Document passage:
────────────────────────────────────────
Dependence of the critical slope gradient ${\nu }_m$ on plant loss B and water diffusion D. For patterns generated by degradation of uniform vegetation, wavelength is negatively (positively) correlated with slope for $\mathit{\nu }$ greater (less) than ${\nu }_m$. The scale bar shows the color scale for ${\nu }_m$, which is deliberately skewed to give greater visual clarity. In the gray and black regions of the parameter plane (lower left-hand corner), wavelength always decreases with $\mathit{\nu }$. In the black region patterns exist for all $\nu \ge 0$, whereas in the gray region patterns only exist for $\mathit{\nu }$ greater than some nonzero minimum, so that there are no patterns on flat ground. The gray and black regions are separated by the curve $BD=2$, which is the threshold for stability of $\left(u_s,w_s\right)$ when $A=2B$.
────────────────────────────────────────
Data excerpts:
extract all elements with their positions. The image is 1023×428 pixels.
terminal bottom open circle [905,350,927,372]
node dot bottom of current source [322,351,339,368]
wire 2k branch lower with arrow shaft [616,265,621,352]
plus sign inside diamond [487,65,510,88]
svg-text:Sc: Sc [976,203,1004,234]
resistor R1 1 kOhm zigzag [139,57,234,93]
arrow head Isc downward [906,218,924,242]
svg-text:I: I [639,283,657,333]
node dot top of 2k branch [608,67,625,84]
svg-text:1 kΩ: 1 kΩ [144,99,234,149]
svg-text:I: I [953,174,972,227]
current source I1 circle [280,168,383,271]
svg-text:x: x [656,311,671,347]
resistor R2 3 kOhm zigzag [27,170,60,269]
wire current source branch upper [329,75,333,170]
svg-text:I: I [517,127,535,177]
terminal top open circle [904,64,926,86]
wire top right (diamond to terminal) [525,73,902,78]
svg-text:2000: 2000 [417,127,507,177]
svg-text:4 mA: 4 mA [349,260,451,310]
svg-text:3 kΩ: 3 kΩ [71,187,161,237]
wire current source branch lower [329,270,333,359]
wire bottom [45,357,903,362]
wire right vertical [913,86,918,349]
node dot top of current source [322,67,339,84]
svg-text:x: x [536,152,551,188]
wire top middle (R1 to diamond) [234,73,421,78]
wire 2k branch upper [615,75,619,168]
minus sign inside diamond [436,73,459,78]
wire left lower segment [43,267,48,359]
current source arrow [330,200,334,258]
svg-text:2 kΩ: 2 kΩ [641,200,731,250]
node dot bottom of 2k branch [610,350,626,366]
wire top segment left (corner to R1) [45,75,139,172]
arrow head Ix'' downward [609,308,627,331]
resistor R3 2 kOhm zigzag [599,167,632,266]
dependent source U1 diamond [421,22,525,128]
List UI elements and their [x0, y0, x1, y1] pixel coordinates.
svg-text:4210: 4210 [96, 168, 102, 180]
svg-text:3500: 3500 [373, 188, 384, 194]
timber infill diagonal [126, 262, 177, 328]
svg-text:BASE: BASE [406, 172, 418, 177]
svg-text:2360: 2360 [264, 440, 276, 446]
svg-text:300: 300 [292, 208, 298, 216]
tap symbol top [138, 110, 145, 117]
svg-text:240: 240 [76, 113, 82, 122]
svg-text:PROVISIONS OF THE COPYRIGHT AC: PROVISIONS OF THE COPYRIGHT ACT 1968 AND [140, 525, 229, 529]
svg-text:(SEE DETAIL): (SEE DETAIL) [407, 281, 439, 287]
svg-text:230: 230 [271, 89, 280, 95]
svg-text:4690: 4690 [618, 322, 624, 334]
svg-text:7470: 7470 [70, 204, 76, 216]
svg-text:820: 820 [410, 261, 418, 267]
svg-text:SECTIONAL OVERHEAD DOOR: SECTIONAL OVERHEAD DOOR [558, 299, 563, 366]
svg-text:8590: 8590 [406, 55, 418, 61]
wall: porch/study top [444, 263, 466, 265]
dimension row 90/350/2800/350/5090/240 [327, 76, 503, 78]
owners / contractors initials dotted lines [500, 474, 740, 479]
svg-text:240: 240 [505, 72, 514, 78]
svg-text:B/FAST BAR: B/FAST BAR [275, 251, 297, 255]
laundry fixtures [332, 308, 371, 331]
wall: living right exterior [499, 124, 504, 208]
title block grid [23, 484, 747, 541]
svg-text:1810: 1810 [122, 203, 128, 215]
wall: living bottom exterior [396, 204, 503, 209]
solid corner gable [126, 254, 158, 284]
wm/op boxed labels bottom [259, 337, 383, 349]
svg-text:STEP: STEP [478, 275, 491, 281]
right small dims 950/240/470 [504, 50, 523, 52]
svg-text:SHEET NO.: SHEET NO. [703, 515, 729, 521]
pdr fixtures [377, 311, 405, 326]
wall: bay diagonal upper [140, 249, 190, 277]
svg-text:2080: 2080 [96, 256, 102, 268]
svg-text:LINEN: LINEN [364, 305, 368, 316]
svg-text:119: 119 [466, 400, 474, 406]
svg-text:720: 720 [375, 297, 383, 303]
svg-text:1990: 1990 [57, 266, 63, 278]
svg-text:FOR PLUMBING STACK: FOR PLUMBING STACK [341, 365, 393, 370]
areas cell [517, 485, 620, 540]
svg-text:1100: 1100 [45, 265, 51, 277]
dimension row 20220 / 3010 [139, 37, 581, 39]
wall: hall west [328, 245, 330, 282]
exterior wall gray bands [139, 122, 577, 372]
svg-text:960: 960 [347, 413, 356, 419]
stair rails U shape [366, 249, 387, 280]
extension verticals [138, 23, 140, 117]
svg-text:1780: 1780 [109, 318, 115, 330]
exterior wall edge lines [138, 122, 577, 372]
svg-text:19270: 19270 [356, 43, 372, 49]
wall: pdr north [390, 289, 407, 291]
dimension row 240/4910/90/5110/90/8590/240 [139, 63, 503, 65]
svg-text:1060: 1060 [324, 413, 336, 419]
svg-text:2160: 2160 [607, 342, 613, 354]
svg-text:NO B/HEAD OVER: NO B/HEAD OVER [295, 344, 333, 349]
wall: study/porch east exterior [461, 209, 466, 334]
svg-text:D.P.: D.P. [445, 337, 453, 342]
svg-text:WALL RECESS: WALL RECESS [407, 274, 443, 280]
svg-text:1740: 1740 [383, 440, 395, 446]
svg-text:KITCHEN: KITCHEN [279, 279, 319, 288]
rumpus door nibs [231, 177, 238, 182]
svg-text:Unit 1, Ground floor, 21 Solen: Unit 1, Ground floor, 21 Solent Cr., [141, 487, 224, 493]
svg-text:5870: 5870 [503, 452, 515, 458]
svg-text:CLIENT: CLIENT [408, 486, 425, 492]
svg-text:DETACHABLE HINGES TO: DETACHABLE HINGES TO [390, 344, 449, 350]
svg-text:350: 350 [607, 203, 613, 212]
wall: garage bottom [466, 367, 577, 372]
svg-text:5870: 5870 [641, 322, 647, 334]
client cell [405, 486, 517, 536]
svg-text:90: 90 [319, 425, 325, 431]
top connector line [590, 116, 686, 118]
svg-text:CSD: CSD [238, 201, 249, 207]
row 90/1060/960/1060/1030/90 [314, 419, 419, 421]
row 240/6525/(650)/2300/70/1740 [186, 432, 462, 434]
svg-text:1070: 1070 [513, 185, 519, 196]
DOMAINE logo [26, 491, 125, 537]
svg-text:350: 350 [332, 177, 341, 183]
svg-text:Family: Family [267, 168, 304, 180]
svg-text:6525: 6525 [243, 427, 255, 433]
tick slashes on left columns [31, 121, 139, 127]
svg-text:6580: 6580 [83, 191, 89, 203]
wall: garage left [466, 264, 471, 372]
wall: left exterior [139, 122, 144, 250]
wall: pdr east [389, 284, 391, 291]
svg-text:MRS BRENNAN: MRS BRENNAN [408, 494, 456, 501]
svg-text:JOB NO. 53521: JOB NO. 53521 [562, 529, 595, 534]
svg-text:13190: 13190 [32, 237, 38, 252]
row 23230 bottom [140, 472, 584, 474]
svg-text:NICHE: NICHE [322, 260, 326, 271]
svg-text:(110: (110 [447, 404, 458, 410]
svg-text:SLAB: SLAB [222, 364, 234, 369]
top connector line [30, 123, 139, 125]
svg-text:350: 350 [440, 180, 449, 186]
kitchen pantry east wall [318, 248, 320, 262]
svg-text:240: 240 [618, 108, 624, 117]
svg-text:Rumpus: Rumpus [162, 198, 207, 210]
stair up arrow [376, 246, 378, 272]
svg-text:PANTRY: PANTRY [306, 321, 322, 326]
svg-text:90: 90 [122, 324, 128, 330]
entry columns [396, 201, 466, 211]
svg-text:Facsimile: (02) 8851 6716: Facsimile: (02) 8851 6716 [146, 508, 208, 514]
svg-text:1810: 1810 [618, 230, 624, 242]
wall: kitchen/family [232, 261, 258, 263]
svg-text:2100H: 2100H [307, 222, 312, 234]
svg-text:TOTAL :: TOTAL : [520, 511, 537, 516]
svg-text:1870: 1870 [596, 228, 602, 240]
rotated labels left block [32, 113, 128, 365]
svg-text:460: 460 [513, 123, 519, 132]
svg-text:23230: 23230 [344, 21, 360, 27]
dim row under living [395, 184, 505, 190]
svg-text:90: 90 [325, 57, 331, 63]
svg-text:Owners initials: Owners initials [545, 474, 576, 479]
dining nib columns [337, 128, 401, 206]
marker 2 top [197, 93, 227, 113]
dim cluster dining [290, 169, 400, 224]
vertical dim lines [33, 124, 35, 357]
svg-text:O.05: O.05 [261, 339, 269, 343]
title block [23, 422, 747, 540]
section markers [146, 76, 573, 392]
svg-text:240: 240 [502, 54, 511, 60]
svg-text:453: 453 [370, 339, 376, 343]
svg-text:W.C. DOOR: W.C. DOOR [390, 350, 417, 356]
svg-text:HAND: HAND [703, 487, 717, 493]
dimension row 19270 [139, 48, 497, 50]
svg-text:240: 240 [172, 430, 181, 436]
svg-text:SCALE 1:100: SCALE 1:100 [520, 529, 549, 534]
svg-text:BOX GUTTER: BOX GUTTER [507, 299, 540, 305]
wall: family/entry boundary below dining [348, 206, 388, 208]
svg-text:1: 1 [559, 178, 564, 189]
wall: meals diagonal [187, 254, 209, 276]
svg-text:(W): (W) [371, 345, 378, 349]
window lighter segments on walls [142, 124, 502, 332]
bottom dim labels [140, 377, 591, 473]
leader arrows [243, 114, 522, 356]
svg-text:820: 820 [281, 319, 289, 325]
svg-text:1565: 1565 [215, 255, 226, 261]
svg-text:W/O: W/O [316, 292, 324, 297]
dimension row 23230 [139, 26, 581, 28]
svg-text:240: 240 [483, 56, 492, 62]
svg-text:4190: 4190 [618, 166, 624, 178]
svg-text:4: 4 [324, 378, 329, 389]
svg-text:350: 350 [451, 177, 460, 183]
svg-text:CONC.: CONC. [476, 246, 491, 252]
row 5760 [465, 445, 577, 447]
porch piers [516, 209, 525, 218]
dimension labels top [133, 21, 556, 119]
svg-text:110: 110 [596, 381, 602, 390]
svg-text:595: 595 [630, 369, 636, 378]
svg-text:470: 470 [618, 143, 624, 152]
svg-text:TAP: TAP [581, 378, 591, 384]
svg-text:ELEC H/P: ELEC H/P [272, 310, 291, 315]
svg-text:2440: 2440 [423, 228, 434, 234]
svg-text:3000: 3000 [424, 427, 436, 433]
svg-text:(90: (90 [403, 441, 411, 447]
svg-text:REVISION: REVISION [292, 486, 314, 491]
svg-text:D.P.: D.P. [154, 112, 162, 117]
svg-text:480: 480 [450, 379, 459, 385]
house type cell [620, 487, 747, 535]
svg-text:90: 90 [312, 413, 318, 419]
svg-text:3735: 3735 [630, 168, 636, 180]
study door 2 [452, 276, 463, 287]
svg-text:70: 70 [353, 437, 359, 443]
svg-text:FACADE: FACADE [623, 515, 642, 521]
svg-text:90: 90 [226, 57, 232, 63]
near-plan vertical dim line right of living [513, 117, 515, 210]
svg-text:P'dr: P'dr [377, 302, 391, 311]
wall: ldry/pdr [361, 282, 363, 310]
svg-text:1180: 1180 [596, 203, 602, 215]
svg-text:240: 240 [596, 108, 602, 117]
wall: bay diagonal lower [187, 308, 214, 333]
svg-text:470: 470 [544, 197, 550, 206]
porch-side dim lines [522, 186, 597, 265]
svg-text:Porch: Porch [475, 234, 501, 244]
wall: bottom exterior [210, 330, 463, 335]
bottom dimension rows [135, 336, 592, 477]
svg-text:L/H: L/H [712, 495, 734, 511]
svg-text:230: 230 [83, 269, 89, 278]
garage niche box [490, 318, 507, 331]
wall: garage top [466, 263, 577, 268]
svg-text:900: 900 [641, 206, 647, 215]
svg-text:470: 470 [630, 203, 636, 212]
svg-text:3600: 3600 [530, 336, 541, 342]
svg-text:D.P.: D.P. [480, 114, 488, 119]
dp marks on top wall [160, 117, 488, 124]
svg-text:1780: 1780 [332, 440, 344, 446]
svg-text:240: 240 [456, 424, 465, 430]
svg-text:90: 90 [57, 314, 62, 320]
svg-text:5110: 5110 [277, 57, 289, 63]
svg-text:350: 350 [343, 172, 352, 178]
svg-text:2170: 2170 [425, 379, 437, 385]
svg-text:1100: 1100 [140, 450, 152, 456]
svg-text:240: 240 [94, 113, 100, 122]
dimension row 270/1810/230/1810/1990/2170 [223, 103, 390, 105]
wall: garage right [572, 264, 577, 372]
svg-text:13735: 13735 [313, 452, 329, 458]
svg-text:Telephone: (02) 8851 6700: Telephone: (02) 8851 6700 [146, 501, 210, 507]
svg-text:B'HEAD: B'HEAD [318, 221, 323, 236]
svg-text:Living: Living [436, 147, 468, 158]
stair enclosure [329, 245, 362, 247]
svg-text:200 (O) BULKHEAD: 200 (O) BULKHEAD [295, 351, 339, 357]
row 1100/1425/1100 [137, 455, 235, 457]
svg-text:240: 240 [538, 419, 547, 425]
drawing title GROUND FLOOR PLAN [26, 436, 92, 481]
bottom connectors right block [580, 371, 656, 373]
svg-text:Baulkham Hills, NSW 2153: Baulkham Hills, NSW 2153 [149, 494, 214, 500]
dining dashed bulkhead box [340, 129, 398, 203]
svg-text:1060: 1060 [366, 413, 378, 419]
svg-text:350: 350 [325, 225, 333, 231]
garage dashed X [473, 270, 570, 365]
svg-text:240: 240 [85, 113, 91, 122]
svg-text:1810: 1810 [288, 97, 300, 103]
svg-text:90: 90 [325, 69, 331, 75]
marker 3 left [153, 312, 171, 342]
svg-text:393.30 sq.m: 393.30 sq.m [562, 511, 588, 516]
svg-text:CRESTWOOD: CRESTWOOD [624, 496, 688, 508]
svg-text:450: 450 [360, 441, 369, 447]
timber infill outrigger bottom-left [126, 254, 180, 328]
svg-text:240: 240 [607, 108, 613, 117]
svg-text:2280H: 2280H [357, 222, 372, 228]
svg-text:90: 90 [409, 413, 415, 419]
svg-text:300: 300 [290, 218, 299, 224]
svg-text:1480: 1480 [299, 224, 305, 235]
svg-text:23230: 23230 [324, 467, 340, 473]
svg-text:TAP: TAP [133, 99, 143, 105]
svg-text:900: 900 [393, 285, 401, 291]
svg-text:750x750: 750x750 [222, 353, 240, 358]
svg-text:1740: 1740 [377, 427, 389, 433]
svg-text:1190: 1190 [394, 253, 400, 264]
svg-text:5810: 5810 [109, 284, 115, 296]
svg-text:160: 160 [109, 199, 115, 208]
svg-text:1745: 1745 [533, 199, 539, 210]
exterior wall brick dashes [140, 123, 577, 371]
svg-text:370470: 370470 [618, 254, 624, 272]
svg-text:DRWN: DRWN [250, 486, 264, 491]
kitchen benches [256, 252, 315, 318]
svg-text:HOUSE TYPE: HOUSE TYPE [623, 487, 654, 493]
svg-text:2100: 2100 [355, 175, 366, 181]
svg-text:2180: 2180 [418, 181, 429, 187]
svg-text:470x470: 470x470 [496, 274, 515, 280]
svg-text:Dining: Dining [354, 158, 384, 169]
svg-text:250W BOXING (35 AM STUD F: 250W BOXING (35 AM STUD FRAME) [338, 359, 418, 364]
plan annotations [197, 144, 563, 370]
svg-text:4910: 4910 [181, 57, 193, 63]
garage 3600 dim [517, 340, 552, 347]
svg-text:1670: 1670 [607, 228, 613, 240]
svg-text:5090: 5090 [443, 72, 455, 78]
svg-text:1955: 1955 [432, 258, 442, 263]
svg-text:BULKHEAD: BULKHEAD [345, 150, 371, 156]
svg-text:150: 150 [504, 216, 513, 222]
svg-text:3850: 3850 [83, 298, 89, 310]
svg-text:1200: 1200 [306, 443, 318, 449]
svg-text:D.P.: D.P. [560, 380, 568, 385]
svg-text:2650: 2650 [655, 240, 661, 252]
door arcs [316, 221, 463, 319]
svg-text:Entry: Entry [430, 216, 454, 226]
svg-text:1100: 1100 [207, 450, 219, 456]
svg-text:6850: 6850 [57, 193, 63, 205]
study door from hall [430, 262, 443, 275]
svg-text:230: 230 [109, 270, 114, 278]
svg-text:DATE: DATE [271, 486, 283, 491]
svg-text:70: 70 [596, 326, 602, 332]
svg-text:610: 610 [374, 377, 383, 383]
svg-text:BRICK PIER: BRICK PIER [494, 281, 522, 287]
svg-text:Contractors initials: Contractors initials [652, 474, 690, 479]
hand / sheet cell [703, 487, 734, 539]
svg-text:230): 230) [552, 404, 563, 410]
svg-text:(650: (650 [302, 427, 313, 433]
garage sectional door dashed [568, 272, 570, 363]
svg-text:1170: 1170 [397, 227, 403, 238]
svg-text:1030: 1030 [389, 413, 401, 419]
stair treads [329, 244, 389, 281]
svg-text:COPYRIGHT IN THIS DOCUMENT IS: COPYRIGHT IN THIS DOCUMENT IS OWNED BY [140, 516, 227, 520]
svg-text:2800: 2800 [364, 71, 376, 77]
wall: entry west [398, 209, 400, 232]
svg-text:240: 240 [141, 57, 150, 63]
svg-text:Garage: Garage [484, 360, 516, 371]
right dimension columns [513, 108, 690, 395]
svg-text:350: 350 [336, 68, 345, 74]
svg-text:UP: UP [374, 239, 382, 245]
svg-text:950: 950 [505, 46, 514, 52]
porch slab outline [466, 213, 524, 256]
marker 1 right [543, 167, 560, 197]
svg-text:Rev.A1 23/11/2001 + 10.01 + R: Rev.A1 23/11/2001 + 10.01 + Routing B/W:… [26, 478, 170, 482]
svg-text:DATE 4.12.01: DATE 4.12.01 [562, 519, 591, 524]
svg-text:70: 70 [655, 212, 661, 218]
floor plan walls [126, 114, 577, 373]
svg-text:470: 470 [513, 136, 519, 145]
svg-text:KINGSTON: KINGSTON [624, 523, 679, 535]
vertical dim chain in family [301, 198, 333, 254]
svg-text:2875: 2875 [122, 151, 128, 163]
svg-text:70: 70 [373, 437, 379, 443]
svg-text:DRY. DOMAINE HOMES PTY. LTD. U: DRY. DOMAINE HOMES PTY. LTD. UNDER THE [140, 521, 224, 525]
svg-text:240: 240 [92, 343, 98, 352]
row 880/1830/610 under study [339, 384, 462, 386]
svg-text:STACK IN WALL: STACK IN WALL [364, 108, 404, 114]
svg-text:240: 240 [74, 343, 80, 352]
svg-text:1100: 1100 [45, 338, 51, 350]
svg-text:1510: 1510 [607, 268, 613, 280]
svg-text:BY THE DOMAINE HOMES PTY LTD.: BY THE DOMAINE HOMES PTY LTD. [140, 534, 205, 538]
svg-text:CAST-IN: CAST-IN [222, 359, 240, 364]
────────────────────────────────────────
Problem 1: Output the passage on the critical slope gradient verbatim, everything from "Dependence of the" down to "of $\left(u_s,w_s\right)$ when $A=2B$.".
Problem 2: Carry the passage on the critical slope gradient forward from its final sentence, composing the part that would come next.

Response area 1:
Dependence of the critical slope gradient ${\nu }_m$ on plant loss B and water diffusion D. For patterns generated by degradation of uniform vegetation, wavelength is negatively (positively) correlated with slope for $\mathit{\nu }$ greater (less) than ${\nu }_m$. The scale bar shows the color scale for ${\nu }_m$, which is deliberately skewed to give greater visual clarity. In the gray and black regions of the parameter plane (lower left-hand corner), wavelength always decreases with $\mathit{\nu }$. In the black region patterns exist for all $\nu \ge 0$, whereas in the gray region patterns only exist for $\mathit{\nu }$ greater than some nonzero minimum, so that there are no patterns on flat ground. The gray and black regions are separated by the curve $BD=2$, which is the threshold for stability of $\left(u_s,w_s\right)$ when $A=2B$.

Response area 2:
Pattern Generation from Bare Ground

I now consider banded patterns initiated by the colonization of bare ground. Mathematically this is much more difficult because it cannot be studied via small perturbations to a uniform state: it is a fundamentally nonlinear problem. In addition to the uniformly vegetated state, [1] also has a uniform unvegetated state that is stable to small perturbations for all parameter sets. Intuitively one expects that when rainfall is sufficiently high, a localized introduction of plants will invade and colonize this bare ground state, and I confirmed this in simulations of [1]. Such an invasion involves a transition between two locally stable states, a situation that has been well studied for many biological applications (39, 40; ref. 41, chap. 5). The propagation direction depends on the details of the nonlinear terms (42, 43): intuitively, a smaller proportion of uniform initial solutions tends to one of the stable states than the other, and it is that state that is invaded. Formulas for the invasion speed can only be calculated in the very simplest cases, and I studied colonization for [1] using simulations.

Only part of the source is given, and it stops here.